What to produce
Print the entries below in their entirety, exactly as they are written.

(Data excerpts)
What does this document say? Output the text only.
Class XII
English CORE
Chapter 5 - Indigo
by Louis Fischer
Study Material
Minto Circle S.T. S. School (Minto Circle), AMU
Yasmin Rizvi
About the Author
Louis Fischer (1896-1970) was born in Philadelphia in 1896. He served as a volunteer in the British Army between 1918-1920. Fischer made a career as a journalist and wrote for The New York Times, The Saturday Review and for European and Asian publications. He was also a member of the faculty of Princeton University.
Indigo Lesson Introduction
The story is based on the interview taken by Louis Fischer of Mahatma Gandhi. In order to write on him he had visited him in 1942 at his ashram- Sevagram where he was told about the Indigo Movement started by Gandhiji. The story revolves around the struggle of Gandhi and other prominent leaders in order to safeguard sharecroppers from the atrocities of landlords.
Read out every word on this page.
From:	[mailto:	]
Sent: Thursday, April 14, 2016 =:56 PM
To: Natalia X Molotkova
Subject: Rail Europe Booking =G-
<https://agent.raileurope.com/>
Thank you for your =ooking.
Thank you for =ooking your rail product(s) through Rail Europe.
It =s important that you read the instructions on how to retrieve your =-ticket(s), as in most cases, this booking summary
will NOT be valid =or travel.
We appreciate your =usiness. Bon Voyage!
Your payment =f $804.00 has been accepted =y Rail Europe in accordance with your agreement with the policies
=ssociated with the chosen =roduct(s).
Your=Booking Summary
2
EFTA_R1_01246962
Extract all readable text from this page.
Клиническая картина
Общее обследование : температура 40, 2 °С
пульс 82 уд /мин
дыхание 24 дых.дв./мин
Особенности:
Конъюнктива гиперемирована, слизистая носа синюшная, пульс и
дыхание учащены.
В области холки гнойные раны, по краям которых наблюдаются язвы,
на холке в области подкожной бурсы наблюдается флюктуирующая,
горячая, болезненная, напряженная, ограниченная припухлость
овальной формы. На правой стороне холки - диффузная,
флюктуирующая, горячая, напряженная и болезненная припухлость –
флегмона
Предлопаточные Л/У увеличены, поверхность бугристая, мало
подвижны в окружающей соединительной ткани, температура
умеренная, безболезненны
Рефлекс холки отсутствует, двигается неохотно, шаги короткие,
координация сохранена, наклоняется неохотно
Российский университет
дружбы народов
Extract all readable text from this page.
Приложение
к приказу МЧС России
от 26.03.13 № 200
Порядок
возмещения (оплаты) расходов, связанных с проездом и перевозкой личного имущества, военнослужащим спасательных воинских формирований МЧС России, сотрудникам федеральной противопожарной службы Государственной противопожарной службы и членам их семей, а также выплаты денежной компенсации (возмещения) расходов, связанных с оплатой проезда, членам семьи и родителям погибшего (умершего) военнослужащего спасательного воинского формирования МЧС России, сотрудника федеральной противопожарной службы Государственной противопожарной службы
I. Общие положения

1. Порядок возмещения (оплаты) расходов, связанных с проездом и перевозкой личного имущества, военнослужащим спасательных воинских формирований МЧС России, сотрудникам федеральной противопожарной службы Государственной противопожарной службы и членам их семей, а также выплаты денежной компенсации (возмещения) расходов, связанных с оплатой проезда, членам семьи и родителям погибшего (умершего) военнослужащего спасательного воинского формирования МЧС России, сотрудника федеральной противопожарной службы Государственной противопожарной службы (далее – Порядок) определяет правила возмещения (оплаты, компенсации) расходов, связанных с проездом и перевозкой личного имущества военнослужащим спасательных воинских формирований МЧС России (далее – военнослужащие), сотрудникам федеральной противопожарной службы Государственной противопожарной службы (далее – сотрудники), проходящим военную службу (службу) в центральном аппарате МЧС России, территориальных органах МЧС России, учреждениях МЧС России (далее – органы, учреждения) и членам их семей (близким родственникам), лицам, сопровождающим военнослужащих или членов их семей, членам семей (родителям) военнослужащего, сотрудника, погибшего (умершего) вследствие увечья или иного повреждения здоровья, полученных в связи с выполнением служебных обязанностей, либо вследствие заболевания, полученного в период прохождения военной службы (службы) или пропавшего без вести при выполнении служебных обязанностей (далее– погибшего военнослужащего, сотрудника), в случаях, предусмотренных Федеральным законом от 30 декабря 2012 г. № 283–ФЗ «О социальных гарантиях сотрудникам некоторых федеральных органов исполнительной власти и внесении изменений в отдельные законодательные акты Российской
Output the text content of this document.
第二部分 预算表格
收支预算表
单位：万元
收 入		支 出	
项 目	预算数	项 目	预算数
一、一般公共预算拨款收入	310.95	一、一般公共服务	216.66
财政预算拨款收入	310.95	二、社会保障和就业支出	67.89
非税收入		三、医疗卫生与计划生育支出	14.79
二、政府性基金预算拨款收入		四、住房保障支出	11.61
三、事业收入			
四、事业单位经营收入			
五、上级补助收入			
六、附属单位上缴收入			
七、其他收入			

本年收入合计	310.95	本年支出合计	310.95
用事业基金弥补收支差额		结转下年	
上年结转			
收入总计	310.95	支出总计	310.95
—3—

Response to this task
What does this document say? Output the text only.
Class XII
English CORE
Chapter 5 - Indigo
by Louis Fischer
Study Material
Minto Circle S.T. S. School (Minto Circle), AMU
Yasmin Rizvi
About the Author
Louis Fischer (1896-1970) was born in Philadelphia in 1896. He served as a volunteer in the British Army between 1918-1920. Fischer made a career as a journalist and wrote for The New York Times, The Saturday Review and for European and Asian publications. He was also a member of the faculty of Princeton University.
Indigo Lesson Introduction
The story is based on the interview taken by Louis Fischer of Mahatma Gandhi. In order to write on him he had visited him in 1942 at his ashram- Sevagram where he was told about the Indigo Movement started by Gandhiji. The story revolves around the struggle of Gandhi and other prominent leaders in order to safeguard sharecroppers from the atrocities of landlords.
Read out every word on this page.
From:	[mailto:	]
Sent: Thursday, April 14, 2016 =:56 PM
To: Natalia X Molotkova
Subject: Rail Europe Booking =G-
<https://agent.raileurope.com/>
Thank you for your =ooking.
Thank you for =ooking your rail product(s) through Rail Europe.
It =s important that you read the instructions on how to retrieve your =-ticket(s), as in most cases, this booking summary
will NOT be valid =or travel.
We appreciate your =usiness. Bon Voyage!
Your payment =f $804.00 has been accepted =y Rail Europe in accordance with your agreement with the policies
=ssociated with the chosen =roduct(s).
Your=Booking Summary
2
EFTA_R1_01246962
Extract all readable text from this page.
Клиническая картина
Общее обследование : температура 40, 2 °С
пульс 82 уд /мин
дыхание 24 дых.дв./мин
Особенности:
Конъюнктива гиперемирована, слизистая носа синюшная, пульс и
дыхание учащены.
В области холки гнойные раны, по краям которых наблюдаются язвы,
на холке в области подкожной бурсы наблюдается флюктуирующая,
горячая, болезненная, напряженная, ограниченная припухлость
овальной формы. На правой стороне холки - диффузная,
флюктуирующая, горячая, напряженная и болезненная припухлость –
флегмона
Предлопаточные Л/У увеличены, поверхность бугристая, мало
подвижны в окружающей соединительной ткани, температура
умеренная, безболезненны
Рефлекс холки отсутствует, двигается неохотно, шаги короткие,
координация сохранена, наклоняется неохотно
Российский университет
дружбы народов
Extract all readable text from this page.
Приложение
к приказу МЧС России
от 26.03.13 № 200
Порядок
возмещения (оплаты) расходов, связанных с проездом и перевозкой личного имущества, военнослужащим спасательных воинских формирований МЧС России, сотрудникам федеральной противопожарной службы Государственной противопожарной службы и членам их семей, а также выплаты денежной компенсации (возмещения) расходов, связанных с оплатой проезда, членам семьи и родителям погибшего (умершего) военнослужащего спасательного воинского формирования МЧС России, сотрудника федеральной противопожарной службы Государственной противопожарной службы
I. Общие положения

1. Порядок возмещения (оплаты) расходов, связанных с проездом и перевозкой личного имущества, военнослужащим спасательных воинских формирований МЧС России, сотрудникам федеральной противопожарной службы Государственной противопожарной службы и членам их семей, а также выплаты денежной компенсации (возмещения) расходов, связанных с оплатой проезда, членам семьи и родителям погибшего (умершего) военнослужащего спасательного воинского формирования МЧС России, сотрудника федеральной противопожарной службы Государственной противопожарной службы (далее – Порядок) определяет правила возмещения (оплаты, компенсации) расходов, связанных с проездом и перевозкой личного имущества военнослужащим спасательных воинских формирований МЧС России (далее – военнослужащие), сотрудникам федеральной противопожарной службы Государственной противопожарной службы (далее – сотрудники), проходящим военную службу (службу) в центральном аппарате МЧС России, территориальных органах МЧС России, учреждениях МЧС России (далее – органы, учреждения) и членам их семей (близким родственникам), лицам, сопровождающим военнослужащих или членов их семей, членам семей (родителям) военнослужащего, сотрудника, погибшего (умершего) вследствие увечья или иного повреждения здоровья, полученных в связи с выполнением служебных обязанностей, либо вследствие заболевания, полученного в период прохождения военной службы (службы) или пропавшего без вести при выполнении служебных обязанностей (далее– погибшего военнослужащего, сотрудника), в случаях, предусмотренных Федеральным законом от 30 декабря 2012 г. № 283–ФЗ «О социальных гарантиях сотрудникам некоторых федеральных органов исполнительной власти и внесении изменений в отдельные законодательные акты Российской
Output the text content of this document.
第二部分 预算表格
收支预算表
单位：万元
收 入		支 出	
项 目	预算数	项 目	预算数
一、一般公共预算拨款收入	310.95	一、一般公共服务	216.66
财政预算拨款收入	310.95	二、社会保障和就业支出	67.89
非税收入		三、医疗卫生与计划生育支出	14.79
二、政府性基金预算拨款收入		四、住房保障支出	11.61
三、事业收入			
四、事业单位经营收入			
五、上级补助收入			
六、附属单位上缴收入			
七、其他收入			

本年收入合计	310.95	本年支出合计	310.95
用事业基金弥补收支差额		结转下年	
上年结转			
收入总计	310.95	支出总计	310.95
—3—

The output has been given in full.